What needs to be done: How many of the lines below hold the word "Change"? Answer only with the number.

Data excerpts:
** Start **

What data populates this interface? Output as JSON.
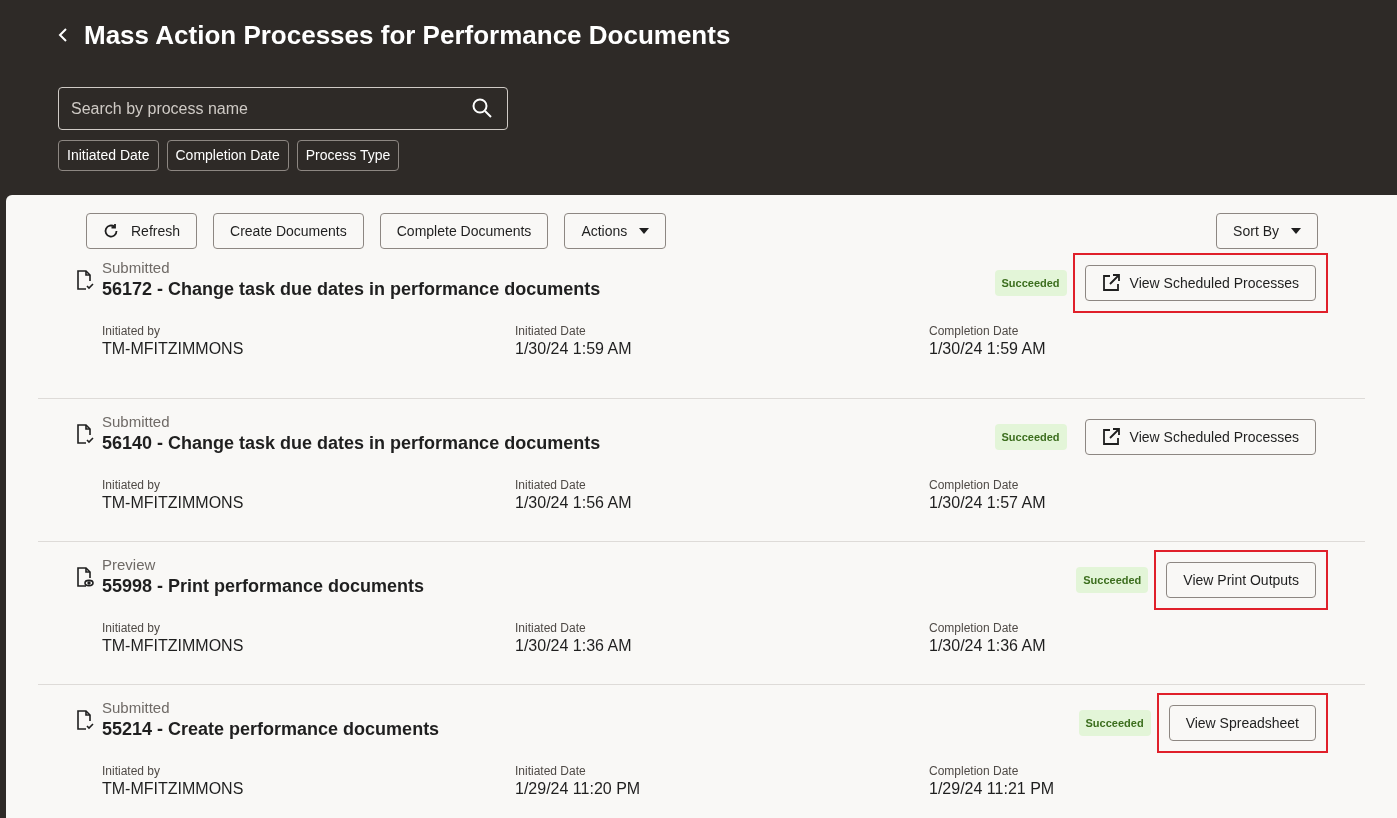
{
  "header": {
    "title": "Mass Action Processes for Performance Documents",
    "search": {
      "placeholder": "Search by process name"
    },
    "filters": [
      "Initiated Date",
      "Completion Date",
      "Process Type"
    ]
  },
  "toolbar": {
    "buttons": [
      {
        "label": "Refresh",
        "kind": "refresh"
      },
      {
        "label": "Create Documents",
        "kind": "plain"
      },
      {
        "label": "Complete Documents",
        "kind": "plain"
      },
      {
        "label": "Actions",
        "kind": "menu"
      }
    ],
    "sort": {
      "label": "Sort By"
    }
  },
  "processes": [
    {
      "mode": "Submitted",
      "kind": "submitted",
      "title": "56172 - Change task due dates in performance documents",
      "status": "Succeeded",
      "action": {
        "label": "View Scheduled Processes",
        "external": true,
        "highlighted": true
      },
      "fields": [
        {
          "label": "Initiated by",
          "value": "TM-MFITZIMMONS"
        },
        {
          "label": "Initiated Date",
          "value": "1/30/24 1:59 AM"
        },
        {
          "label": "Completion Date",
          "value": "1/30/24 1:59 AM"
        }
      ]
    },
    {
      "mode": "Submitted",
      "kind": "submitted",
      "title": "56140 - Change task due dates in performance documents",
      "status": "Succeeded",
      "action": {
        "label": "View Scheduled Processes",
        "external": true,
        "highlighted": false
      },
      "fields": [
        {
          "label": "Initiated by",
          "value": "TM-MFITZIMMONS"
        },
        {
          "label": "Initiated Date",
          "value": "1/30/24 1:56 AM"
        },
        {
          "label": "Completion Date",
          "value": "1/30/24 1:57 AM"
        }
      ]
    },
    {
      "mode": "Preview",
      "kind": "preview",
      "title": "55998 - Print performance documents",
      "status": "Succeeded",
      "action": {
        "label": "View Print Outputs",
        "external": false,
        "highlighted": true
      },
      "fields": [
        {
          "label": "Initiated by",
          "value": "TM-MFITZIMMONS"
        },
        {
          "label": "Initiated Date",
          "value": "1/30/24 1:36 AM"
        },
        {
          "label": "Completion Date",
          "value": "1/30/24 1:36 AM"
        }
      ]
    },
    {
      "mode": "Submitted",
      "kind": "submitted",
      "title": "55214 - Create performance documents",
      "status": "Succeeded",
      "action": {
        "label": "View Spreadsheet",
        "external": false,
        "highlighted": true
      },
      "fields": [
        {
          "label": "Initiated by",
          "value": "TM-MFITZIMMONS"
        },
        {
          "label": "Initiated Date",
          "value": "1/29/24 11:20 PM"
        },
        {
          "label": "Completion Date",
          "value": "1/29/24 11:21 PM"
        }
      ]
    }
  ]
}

** End **

Task result: 2